Exercise details: Look through the material below. Copy every line with the string "means" in it.

== Data listing ==

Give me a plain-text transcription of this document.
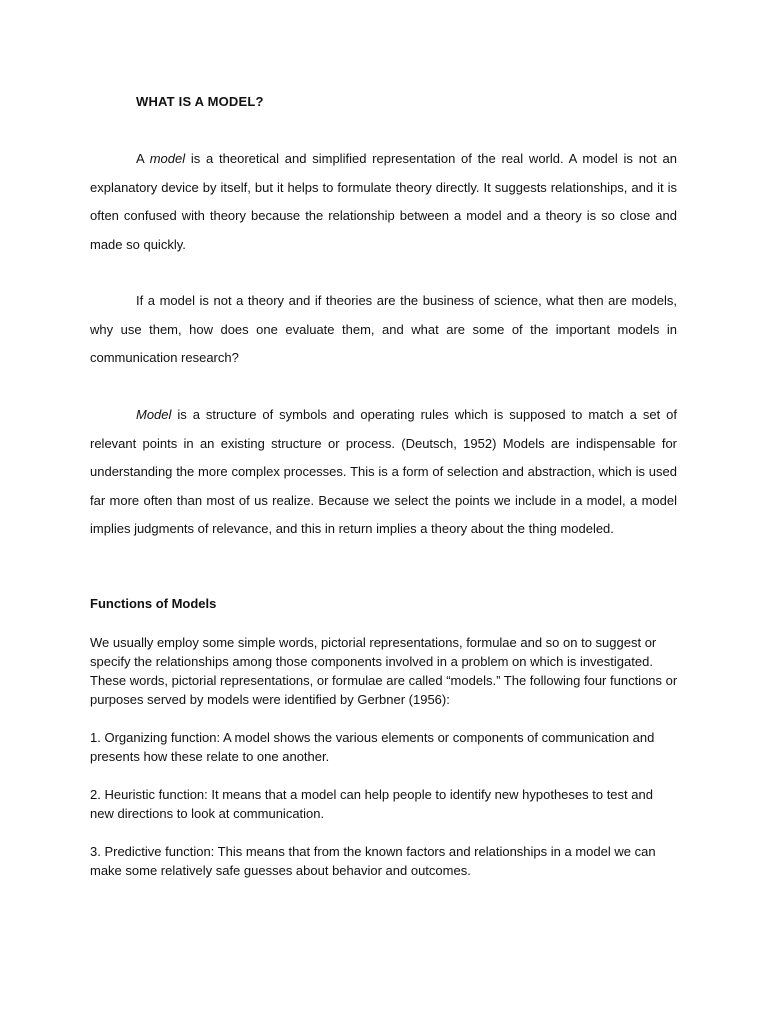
WHAT IS A MODEL?

A model is a theoretical and simplified representation of the real world. A model is not an explanatory device by itself, but it helps to formulate theory directly. It suggests relationships, and it is often confused with theory because the relationship between a model and a theory is so close and made so quickly.

If a model is not a theory and if theories are the business of science, what then are models, why use them, how does one evaluate them, and what are some of the important models in communication research?

Model is a structure of symbols and operating rules which is supposed to match a set of relevant points in an existing structure or process. (Deutsch, 1952) Models are indispensable for understanding the more complex processes. This is a form of selection and abstraction, which is used far more often than most of us realize. Because we select the points we include in a model, a model implies judgments of relevance, and this in return implies a theory about the thing modeled.

Functions of Models

We usually employ some simple words, pictorial representations, formulae and so on to suggest or specify the relationships among those components involved in a problem on which is investigated. These words, pictorial representations, or formulae are called “models.” The following four functions or purposes served by models were identified by Gerbner (1956):

1. Organizing function: A model shows the various elements or components of communication and presents how these relate to one another.

2. Heuristic function: It means that a model can help people to identify new hypotheses to test and new directions to look at communication.

3. Predictive function: This means that from the known factors and relationships in a model we can make some relatively safe guesses about behavior and outcomes.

===

Finished task:
2. Heuristic function: It means that a model can help people to identify new hypotheses to test and new directions to look at communication.
3. Predictive function: This means that from the known factors and relationships in a model we can make some relatively safe guesses about behavior and outcomes.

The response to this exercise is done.